JOB
Tally the lines that contain "elsewhere" and report the total alone.

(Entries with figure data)

[Begin]

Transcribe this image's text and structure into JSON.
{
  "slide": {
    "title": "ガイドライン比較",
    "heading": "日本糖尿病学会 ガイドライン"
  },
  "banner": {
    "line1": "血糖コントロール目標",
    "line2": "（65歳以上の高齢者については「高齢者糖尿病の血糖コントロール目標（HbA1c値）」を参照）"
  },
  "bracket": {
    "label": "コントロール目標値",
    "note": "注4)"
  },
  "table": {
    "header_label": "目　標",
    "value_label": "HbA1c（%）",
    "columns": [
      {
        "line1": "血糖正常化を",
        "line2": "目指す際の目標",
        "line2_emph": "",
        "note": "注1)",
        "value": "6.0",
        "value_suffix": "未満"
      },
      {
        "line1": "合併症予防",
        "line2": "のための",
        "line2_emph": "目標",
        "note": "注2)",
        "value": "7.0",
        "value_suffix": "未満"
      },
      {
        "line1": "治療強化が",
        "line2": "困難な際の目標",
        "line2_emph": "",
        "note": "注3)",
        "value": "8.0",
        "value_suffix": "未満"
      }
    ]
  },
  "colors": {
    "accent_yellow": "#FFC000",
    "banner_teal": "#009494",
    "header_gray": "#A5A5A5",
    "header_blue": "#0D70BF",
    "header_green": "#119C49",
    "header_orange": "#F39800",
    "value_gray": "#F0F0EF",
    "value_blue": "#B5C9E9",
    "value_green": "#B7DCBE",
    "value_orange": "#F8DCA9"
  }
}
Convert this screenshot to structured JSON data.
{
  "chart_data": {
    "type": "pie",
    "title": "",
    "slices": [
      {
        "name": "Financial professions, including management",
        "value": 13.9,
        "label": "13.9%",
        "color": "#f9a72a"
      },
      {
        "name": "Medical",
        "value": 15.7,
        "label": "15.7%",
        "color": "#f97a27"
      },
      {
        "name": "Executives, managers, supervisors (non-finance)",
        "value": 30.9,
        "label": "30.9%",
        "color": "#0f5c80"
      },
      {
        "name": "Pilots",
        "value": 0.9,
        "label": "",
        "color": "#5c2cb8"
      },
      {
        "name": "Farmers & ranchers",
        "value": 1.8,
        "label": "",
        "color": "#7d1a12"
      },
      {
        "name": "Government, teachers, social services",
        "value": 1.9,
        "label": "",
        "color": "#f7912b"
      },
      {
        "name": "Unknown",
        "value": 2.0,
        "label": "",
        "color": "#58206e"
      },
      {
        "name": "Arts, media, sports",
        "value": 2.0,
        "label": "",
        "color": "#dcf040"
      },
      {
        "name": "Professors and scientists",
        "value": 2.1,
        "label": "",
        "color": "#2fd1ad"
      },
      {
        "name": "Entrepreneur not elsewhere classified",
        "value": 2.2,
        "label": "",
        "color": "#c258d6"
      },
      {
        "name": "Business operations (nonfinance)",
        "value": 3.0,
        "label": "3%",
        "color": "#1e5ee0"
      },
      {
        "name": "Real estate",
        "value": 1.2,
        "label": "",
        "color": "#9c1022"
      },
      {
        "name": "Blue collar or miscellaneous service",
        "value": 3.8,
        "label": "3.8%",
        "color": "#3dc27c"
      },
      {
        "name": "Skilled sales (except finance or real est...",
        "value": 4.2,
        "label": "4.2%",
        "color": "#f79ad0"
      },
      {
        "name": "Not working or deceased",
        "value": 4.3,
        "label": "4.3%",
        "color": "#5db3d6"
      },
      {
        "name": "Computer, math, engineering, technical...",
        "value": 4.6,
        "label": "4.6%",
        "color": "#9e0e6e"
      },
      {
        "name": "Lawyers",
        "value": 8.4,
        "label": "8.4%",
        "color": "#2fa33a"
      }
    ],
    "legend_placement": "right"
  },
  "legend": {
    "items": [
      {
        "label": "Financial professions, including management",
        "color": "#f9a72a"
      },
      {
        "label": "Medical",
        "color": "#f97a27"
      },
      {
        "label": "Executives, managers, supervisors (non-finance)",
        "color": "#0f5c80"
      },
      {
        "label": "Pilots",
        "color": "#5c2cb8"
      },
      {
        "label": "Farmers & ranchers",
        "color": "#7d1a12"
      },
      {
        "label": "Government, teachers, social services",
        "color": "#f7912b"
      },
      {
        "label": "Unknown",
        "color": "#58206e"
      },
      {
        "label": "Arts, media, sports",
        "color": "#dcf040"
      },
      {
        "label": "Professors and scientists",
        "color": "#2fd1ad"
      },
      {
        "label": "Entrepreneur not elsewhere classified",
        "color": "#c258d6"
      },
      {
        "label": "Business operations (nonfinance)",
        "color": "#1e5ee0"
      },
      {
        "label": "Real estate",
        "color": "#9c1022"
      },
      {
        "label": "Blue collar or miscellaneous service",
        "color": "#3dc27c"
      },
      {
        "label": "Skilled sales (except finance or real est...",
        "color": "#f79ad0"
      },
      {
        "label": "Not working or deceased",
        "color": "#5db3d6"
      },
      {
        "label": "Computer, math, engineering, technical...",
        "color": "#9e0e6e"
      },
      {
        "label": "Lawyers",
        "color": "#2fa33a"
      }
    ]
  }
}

[End]

OUTPUT FOR THIS EXERCISE
2